### What this task involves
Your task is to write out the complete listing exactly as it is shown.

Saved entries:
···
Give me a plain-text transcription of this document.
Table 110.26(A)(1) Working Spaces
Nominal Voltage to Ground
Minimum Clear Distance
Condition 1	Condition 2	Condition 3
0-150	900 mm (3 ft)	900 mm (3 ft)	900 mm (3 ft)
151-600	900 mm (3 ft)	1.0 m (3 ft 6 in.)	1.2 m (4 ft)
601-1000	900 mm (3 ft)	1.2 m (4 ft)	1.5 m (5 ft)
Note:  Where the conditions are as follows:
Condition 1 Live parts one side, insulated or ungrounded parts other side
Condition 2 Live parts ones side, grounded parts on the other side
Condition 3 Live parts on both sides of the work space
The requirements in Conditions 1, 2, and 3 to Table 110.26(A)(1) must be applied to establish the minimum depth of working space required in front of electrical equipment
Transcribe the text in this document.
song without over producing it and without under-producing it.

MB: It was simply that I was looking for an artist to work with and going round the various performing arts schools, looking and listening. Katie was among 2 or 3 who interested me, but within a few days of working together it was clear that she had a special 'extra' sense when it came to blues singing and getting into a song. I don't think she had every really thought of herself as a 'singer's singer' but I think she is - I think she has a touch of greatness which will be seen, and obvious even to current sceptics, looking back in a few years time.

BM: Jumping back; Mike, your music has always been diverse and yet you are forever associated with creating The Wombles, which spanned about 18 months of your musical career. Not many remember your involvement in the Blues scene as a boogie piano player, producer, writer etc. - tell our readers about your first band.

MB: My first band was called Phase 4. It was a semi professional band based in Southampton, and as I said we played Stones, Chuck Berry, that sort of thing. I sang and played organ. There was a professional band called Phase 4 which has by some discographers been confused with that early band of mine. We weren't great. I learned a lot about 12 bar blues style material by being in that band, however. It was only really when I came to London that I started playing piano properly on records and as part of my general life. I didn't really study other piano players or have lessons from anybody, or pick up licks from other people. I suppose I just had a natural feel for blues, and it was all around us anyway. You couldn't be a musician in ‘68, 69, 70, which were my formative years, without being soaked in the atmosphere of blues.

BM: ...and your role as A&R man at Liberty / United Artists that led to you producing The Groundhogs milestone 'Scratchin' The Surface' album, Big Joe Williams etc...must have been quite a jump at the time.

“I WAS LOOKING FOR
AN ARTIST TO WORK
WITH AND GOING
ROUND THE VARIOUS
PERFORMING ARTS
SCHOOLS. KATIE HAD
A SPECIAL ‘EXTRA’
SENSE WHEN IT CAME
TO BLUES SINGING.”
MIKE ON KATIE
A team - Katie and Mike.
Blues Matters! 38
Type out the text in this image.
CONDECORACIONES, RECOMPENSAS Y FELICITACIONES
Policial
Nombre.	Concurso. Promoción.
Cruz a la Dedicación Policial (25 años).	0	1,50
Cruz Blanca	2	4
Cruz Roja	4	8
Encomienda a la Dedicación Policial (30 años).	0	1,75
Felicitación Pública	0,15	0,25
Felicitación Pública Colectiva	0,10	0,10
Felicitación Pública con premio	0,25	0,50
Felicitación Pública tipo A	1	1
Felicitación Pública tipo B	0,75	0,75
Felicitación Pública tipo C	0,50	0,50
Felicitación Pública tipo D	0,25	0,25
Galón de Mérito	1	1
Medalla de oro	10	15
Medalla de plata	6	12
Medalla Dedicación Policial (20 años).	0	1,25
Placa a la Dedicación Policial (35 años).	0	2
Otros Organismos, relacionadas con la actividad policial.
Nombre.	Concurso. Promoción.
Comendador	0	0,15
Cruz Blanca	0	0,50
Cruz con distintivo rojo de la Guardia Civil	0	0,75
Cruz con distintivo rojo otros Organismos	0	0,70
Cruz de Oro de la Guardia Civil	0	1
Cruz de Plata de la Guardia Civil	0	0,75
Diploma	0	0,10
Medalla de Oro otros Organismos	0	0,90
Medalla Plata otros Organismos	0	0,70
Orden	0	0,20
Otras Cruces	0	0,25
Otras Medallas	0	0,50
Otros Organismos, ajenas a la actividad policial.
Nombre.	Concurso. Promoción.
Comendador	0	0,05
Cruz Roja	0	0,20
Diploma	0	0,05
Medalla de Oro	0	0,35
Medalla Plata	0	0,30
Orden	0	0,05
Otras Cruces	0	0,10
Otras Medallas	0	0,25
···
### Output of the task
Give me a plain-text transcription of this document.
Table 110.26(A)(1) Working Spaces
Nominal Voltage to Ground
Minimum Clear Distance
Condition 1	Condition 2	Condition 3
0-150	900 mm (3 ft)	900 mm (3 ft)	900 mm (3 ft)
151-600	900 mm (3 ft)	1.0 m (3 ft 6 in.)	1.2 m (4 ft)
601-1000	900 mm (3 ft)	1.2 m (4 ft)	1.5 m (5 ft)
Note:  Where the conditions are as follows:
Condition 1 Live parts one side, insulated or ungrounded parts other side
Condition 2 Live parts ones side, grounded parts on the other side
Condition 3 Live parts on both sides of the work space
The requirements in Conditions 1, 2, and 3 to Table 110.26(A)(1) must be applied to establish the minimum depth of working space required in front of electrical equipment
Transcribe the text in this document.
song without over producing it and without under-producing it.

MB: It was simply that I was looking for an artist to work with and going round the various performing arts schools, looking and listening. Katie was among 2 or 3 who interested me, but within a few days of working together it was clear that she had a special 'extra' sense when it came to blues singing and getting into a song. I don't think she had every really thought of herself as a 'singer's singer' but I think she is - I think she has a touch of greatness which will be seen, and obvious even to current sceptics, looking back in a few years time.

BM: Jumping back; Mike, your music has always been diverse and yet you are forever associated with creating The Wombles, which spanned about 18 months of your musical career. Not many remember your involvement in the Blues scene as a boogie piano player, producer, writer etc. - tell our readers about your first band.

MB: My first band was called Phase 4. It was a semi professional band based in Southampton, and as I said we played Stones, Chuck Berry, that sort of thing. I sang and played organ. There was a professional band called Phase 4 which has by some discographers been confused with that early band of mine. We weren't great. I learned a lot about 12 bar blues style material by being in that band, however. It was only really when I came to London that I started playing piano properly on records and as part of my general life. I didn't really study other piano players or have lessons from anybody, or pick up licks from other people. I suppose I just had a natural feel for blues, and it was all around us anyway. You couldn't be a musician in ‘68, 69, 70, which were my formative years, without being soaked in the atmosphere of blues.

BM: ...and your role as A&R man at Liberty / United Artists that led to you producing The Groundhogs milestone 'Scratchin' The Surface' album, Big Joe Williams etc...must have been quite a jump at the time.

“I WAS LOOKING FOR
AN ARTIST TO WORK
WITH AND GOING
ROUND THE VARIOUS
PERFORMING ARTS
SCHOOLS. KATIE HAD
A SPECIAL ‘EXTRA’
SENSE WHEN IT CAME
TO BLUES SINGING.”
MIKE ON KATIE
A team - Katie and Mike.
Blues Matters! 38
Type out the text in this image.
CONDECORACIONES, RECOMPENSAS Y FELICITACIONES
Policial
Nombre.	Concurso. Promoción.
Cruz a la Dedicación Policial (25 años).	0	1,50
Cruz Blanca	2	4
Cruz Roja	4	8
Encomienda a la Dedicación Policial (30 años).	0	1,75
Felicitación Pública	0,15	0,25
Felicitación Pública Colectiva	0,10	0,10
Felicitación Pública con premio	0,25	0,50
Felicitación Pública tipo A	1	1
Felicitación Pública tipo B	0,75	0,75
Felicitación Pública tipo C	0,50	0,50
Felicitación Pública tipo D	0,25	0,25
Galón de Mérito	1	1
Medalla de oro	10	15
Medalla de plata	6	12
Medalla Dedicación Policial (20 años).	0	1,25
Placa a la Dedicación Policial (35 años).	0	2
Otros Organismos, relacionadas con la actividad policial.
Nombre.	Concurso. Promoción.
Comendador	0	0,15
Cruz Blanca	0	0,50
Cruz con distintivo rojo de la Guardia Civil	0	0,75
Cruz con distintivo rojo otros Organismos	0	0,70
Cruz de Oro de la Guardia Civil	0	1
Cruz de Plata de la Guardia Civil	0	0,75
Diploma	0	0,10
Medalla de Oro otros Organismos	0	0,90
Medalla Plata otros Organismos	0	0,70
Orden	0	0,20
Otras Cruces	0	0,25
Otras Medallas	0	0,50
Otros Organismos, ajenas a la actividad policial.
Nombre.	Concurso. Promoción.
Comendador	0	0,05
Cruz Roja	0	0,20
Diploma	0	0,05
Medalla de Oro	0	0,35
Medalla Plata	0	0,30
Orden	0	0,05
Otras Cruces	0	0,10
Otras Medallas	0	0,25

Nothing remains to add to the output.